» **Instructions for the task**:
Retype the data below without altering anything.

» **Dataset records**:
•••

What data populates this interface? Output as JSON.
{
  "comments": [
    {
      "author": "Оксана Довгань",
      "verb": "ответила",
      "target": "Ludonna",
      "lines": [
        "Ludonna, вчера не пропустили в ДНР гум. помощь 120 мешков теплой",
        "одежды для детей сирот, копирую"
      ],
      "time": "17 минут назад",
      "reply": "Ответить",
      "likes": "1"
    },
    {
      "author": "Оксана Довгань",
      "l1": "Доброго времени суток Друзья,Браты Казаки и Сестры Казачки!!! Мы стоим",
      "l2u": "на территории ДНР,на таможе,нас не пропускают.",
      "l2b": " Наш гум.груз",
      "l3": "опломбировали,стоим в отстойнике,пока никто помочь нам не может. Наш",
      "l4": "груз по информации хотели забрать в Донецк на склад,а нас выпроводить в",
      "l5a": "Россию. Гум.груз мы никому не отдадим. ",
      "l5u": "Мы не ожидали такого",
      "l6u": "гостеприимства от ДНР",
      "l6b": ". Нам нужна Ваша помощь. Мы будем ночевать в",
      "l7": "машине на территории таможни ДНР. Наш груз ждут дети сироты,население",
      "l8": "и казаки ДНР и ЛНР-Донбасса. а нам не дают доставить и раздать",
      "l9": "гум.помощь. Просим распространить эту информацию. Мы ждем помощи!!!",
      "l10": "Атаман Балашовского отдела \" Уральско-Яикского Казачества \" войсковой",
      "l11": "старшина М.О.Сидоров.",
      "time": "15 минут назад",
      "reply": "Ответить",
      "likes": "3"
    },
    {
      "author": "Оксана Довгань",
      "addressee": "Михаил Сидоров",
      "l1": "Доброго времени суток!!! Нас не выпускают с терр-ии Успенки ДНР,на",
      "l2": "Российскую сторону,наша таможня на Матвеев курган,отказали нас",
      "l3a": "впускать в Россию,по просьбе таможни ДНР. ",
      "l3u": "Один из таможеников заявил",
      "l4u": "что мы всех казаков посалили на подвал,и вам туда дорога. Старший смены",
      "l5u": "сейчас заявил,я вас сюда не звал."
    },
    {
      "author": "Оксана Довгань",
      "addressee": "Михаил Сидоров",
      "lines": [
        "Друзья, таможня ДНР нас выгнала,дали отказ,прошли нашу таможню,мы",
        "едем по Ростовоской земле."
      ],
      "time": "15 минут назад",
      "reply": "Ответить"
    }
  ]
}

•••

» **Solution to this problem**:
What data populates this interface? Output as JSON.
{
  "comments": [
    {
      "author": "Оксана Довгань",
      "verb": "ответила",
      "target": "Ludonna",
      "lines": [
        "Ludonna, вчера не пропустили в ДНР гум. помощь 120 мешков теплой",
        "одежды для детей сирот, копирую"
      ],
      "time": "17 минут назад",
      "reply": "Ответить",
      "likes": "1"
    },
    {
      "author": "Оксана Довгань",
      "l1": "Доброго времени суток Друзья,Браты Казаки и Сестры Казачки!!! Мы стоим",
      "l2u": "на территории ДНР,на таможе,нас не пропускают.",
      "l2b": " Наш гум.груз",
      "l3": "опломбировали,стоим в отстойнике,пока никто помочь нам не может. Наш",
      "l4": "груз по информации хотели забрать в Донецк на склад,а нас выпроводить в",
      "l5a": "Россию. Гум.груз мы никому не отдадим. ",
      "l5u": "Мы не ожидали такого",
      "l6u": "гостеприимства от ДНР",
      "l6b": ". Нам нужна Ваша помощь. Мы будем ночевать в",
      "l7": "машине на территории таможни ДНР. Наш груз ждут дети сироты,население",
      "l8": "и казаки ДНР и ЛНР-Донбасса. а нам не дают доставить и раздать",
      "l9": "гум.помощь. Просим распространить эту информацию. Мы ждем помощи!!!",
      "l10": "Атаман Балашовского отдела \" Уральско-Яикского Казачества \" войсковой",
      "l11": "старшина М.О.Сидоров.",
      "time": "15 минут назад",
      "reply": "Ответить",
      "likes": "3"
    },
    {
      "author": "Оксана Довгань",
      "addressee": "Михаил Сидоров",
      "l1": "Доброго времени суток!!! Нас не выпускают с терр-ии Успенки ДНР,на",
      "l2": "Российскую сторону,наша таможня на Матвеев курган,отказали нас",
      "l3a": "впускать в Россию,по просьбе таможни ДНР. ",
      "l3u": "Один из таможеников заявил",
      "l4u": "что мы всех казаков посалили на подвал,и вам туда дорога. Старший смены",
      "l5u": "сейчас заявил,я вас сюда не звал."
    },
    {
      "author": "Оксана Довгань",
      "addressee": "Михаил Сидоров",
      "lines": [
        "Друзья, таможня ДНР нас выгнала,дали отказ,прошли нашу таможню,мы",
        "едем по Ростовоской земле."
      ],
      "time": "15 минут назад",
      "reply": "Ответить"
    }
  ]
}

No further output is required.